PROBLEM STATEMENT: Pick out every line of the entries below where "foot" occurs, and copy those lines.

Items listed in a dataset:

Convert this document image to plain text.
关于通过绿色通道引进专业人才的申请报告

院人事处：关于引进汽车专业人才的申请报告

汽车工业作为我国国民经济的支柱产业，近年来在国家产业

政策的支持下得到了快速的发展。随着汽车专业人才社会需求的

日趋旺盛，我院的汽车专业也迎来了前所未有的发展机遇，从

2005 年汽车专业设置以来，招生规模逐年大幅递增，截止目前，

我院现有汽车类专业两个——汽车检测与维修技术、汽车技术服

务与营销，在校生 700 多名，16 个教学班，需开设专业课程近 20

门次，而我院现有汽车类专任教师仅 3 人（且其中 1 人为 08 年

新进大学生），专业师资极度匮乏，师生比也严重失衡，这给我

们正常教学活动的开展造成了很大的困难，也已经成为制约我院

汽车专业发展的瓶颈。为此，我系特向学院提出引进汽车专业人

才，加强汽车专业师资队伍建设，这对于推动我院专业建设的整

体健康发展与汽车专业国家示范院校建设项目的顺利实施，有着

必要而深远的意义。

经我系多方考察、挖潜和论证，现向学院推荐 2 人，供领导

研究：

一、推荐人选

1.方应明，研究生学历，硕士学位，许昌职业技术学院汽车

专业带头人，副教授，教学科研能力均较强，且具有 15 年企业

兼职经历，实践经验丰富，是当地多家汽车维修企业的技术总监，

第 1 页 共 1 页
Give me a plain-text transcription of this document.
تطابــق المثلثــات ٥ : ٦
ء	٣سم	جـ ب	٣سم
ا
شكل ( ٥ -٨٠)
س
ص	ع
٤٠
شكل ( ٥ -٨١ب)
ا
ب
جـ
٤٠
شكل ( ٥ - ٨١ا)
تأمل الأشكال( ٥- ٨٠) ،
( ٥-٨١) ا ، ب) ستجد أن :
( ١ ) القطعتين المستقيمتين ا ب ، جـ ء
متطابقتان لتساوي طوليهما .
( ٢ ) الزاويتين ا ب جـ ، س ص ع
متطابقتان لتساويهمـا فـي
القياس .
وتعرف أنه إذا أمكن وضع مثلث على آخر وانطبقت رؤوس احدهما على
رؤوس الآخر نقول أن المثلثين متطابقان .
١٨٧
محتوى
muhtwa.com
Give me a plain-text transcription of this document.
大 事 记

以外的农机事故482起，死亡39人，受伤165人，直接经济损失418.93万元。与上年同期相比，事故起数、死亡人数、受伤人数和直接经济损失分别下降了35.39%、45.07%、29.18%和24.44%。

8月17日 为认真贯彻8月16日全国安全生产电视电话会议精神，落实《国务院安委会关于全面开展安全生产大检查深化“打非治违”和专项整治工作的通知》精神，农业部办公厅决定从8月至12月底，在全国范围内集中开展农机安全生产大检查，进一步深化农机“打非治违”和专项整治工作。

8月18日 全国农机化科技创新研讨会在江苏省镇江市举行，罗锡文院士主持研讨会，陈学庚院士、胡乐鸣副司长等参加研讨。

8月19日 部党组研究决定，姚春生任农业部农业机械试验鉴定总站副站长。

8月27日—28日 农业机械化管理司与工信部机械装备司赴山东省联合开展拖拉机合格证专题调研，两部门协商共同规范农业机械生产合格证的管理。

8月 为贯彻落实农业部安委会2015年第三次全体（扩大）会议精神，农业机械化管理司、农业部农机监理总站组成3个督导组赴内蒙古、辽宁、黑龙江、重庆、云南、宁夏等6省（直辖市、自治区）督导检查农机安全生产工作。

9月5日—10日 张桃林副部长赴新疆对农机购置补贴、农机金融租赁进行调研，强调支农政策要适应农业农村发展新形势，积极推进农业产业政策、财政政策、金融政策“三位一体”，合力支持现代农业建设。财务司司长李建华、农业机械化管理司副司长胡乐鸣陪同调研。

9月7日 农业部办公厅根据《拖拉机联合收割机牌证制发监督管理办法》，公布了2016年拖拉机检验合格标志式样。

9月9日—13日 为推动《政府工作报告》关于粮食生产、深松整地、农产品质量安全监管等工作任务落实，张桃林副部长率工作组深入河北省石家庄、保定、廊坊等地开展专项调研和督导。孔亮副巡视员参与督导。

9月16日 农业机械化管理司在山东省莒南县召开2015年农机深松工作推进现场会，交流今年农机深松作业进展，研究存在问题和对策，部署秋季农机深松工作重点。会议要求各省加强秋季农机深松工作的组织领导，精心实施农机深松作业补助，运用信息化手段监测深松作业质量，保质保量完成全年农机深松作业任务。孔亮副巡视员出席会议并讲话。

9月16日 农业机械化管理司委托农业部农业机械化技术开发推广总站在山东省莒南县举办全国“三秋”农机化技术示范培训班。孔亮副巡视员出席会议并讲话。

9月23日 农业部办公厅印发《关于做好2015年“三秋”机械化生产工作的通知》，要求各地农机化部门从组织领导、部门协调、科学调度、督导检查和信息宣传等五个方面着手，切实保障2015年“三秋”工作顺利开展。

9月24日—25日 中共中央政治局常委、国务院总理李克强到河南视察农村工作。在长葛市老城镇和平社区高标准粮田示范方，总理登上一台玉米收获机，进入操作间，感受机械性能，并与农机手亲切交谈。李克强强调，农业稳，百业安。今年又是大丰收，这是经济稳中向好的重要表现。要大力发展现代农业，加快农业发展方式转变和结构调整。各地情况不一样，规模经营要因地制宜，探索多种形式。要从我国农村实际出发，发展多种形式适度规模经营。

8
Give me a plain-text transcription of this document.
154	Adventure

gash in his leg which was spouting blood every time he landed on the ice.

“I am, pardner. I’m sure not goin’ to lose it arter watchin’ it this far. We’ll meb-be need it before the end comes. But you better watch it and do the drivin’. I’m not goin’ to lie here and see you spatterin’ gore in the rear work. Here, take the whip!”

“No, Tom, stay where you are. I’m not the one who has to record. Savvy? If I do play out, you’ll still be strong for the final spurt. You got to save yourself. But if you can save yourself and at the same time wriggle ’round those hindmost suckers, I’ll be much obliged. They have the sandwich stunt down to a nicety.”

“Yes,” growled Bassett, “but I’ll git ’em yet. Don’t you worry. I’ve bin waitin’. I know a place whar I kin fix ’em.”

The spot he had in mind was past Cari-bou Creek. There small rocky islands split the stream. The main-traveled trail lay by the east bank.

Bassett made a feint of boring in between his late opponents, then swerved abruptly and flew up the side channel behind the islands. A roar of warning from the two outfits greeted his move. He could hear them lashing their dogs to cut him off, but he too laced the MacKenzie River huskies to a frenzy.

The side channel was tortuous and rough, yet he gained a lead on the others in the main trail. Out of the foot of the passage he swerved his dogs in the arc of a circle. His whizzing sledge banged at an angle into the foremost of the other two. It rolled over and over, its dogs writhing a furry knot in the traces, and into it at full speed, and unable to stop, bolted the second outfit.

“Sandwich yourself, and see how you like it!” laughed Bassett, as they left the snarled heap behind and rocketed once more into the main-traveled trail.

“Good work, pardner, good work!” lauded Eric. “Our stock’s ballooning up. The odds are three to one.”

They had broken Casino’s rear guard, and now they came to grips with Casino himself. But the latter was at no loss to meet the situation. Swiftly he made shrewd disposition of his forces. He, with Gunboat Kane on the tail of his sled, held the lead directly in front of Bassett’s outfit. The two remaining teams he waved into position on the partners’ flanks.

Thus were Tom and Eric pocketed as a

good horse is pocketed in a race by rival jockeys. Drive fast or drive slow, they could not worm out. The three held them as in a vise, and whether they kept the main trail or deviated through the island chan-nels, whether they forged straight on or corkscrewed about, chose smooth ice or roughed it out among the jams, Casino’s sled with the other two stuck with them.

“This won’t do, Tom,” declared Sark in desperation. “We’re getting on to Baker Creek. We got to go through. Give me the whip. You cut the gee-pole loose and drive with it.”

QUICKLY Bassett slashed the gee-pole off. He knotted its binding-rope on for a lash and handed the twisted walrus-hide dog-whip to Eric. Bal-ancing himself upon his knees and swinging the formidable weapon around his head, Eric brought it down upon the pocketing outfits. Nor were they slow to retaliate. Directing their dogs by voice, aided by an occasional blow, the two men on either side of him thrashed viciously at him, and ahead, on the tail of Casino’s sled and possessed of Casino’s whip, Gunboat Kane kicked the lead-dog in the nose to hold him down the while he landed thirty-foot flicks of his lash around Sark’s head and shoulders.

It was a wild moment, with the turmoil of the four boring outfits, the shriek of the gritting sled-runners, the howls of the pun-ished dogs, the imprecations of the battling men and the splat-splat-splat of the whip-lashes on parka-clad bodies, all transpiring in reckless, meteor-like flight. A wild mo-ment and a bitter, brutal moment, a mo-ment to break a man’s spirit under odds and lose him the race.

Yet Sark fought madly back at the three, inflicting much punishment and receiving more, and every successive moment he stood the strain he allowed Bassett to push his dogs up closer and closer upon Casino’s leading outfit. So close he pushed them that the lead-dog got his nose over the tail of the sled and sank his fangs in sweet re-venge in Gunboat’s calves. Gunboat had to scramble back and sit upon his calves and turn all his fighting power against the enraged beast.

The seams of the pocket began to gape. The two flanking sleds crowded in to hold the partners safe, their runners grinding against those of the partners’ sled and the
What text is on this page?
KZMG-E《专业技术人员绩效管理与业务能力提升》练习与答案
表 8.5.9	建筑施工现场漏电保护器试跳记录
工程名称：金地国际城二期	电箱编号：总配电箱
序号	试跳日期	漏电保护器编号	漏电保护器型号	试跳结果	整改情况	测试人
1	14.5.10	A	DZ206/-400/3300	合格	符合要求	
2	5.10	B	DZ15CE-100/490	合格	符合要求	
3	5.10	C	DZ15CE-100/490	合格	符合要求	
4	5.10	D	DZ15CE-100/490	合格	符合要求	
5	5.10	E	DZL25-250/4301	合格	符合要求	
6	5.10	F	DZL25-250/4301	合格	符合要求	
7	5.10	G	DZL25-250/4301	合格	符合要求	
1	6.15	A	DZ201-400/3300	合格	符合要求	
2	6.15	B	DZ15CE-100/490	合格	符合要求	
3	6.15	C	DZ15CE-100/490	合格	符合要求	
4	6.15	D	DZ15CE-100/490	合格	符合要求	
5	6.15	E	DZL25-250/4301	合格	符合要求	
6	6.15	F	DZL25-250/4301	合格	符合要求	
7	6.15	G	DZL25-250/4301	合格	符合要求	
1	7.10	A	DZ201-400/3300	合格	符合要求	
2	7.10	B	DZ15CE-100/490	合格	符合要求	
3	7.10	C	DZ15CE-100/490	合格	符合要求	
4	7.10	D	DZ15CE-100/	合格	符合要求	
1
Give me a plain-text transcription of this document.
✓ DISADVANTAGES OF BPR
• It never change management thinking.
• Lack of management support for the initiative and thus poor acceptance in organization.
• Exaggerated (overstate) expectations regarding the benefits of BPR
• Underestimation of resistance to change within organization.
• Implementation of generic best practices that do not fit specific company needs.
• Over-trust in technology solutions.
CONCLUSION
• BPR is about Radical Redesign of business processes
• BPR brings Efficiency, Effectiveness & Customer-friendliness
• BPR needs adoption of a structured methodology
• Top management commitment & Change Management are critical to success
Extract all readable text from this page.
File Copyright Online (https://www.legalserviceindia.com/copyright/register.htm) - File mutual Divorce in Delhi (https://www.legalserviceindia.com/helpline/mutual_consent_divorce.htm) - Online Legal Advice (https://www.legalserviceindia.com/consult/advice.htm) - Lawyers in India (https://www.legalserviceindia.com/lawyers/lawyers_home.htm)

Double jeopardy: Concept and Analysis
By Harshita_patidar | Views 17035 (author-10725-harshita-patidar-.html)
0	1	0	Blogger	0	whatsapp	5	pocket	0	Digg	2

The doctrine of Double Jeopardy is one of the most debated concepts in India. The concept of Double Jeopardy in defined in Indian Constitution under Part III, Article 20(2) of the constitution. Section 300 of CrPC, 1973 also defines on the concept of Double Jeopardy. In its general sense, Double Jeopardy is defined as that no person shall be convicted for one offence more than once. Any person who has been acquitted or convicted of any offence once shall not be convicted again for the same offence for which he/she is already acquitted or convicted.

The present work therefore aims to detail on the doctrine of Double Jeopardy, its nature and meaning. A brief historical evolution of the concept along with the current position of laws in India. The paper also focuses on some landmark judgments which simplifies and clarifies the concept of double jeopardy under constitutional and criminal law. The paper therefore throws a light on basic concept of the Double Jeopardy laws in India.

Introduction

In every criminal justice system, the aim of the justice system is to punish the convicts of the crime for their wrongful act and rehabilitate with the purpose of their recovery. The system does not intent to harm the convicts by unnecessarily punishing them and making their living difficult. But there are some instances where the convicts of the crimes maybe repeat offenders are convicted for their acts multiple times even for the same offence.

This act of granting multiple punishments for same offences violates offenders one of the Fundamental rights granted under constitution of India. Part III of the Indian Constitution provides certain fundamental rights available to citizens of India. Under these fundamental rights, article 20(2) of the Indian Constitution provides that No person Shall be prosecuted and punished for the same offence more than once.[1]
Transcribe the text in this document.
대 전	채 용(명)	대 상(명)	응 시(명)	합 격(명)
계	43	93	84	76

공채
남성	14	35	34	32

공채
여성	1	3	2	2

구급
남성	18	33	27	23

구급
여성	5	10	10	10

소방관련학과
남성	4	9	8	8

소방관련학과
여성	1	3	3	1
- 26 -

EXERCISE RESPONSE:
The side channel was tortuous and rough, yet he gained a lead on the others in the main trail. Out of the foot of the passage he swerved his dogs in the arc of a circle. His whizzing sledge banged at an angle into the foremost of the other two. It rolled over and over, its dogs writhing a furry knot in the traces, and into it at full speed, and unable to stop, bolted the second outfit.
QUICKLY Bassett slashed the gee-pole off. He knotted its binding-rope on for a lash and handed the twisted walrus-hide dog-whip to Eric. Bal-ancing himself upon his knees and swinging the formidable weapon around his head, Eric brought it down upon the pocketing outfits. Nor were they slow to retaliate. Directing their dogs by voice, aided by an occasional blow, the two men on either side of him thrashed viciously at him, and ahead, on the tail of Casino’s sled and possessed of Casino’s whip, Gunboat Kane kicked the lead-dog in the nose to hold him down the while he landed thirty-foot flicks of his lash around Sark’s head and shoulders.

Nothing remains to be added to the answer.